Activity —
Which lines in the entries below contain the string "resulterade"? Show each of them in full.

Exercise material —
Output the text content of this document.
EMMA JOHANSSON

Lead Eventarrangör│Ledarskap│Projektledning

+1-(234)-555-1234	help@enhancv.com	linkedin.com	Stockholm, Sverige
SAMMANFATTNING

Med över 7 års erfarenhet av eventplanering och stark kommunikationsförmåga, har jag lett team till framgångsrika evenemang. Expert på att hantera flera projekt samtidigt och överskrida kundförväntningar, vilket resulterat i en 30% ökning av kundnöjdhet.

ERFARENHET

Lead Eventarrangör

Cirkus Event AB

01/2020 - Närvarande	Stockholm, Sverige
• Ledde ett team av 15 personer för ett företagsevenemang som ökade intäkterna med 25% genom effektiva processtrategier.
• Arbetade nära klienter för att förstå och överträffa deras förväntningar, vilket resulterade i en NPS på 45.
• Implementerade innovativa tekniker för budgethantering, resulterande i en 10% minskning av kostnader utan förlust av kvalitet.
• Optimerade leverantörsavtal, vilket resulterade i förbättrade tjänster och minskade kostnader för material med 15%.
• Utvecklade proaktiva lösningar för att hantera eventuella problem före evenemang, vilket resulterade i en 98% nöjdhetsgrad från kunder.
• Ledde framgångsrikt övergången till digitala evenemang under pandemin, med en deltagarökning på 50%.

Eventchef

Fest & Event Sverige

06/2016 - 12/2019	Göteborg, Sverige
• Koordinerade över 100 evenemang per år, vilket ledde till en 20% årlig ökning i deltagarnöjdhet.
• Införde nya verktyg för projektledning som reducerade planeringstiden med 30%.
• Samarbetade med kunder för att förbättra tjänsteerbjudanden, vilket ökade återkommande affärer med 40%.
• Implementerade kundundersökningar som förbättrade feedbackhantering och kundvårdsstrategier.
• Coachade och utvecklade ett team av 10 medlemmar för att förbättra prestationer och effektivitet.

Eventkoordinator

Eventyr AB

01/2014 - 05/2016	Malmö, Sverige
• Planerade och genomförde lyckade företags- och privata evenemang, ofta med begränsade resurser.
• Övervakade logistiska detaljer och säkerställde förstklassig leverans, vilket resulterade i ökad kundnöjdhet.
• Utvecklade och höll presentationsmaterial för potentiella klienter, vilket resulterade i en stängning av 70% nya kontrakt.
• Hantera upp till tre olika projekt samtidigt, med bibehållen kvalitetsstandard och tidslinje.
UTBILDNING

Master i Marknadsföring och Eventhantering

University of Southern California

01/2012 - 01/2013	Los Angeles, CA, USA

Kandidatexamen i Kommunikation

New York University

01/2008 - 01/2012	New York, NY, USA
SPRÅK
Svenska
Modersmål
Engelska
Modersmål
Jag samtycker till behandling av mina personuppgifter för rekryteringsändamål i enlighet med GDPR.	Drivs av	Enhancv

Exercise result —
• Arbetade nära klienter för att förstå och överträffa deras förväntningar, vilket resulterade i en NPS på 45.
• Optimerade leverantörsavtal, vilket resulterade i förbättrade tjänster och minskade kostnader för material med 15%.
• Utvecklade proaktiva lösningar för att hantera eventuella problem före evenemang, vilket resulterade i en 98% nöjdhetsgrad från kunder.
• Övervakade logistiska detaljer och säkerställde förstklassig leverans, vilket resulterade i ökad kundnöjdhet.
• Utvecklade och höll presentationsmaterial för potentiella klienter, vilket resulterade i en stängning av 70% nya kontrakt.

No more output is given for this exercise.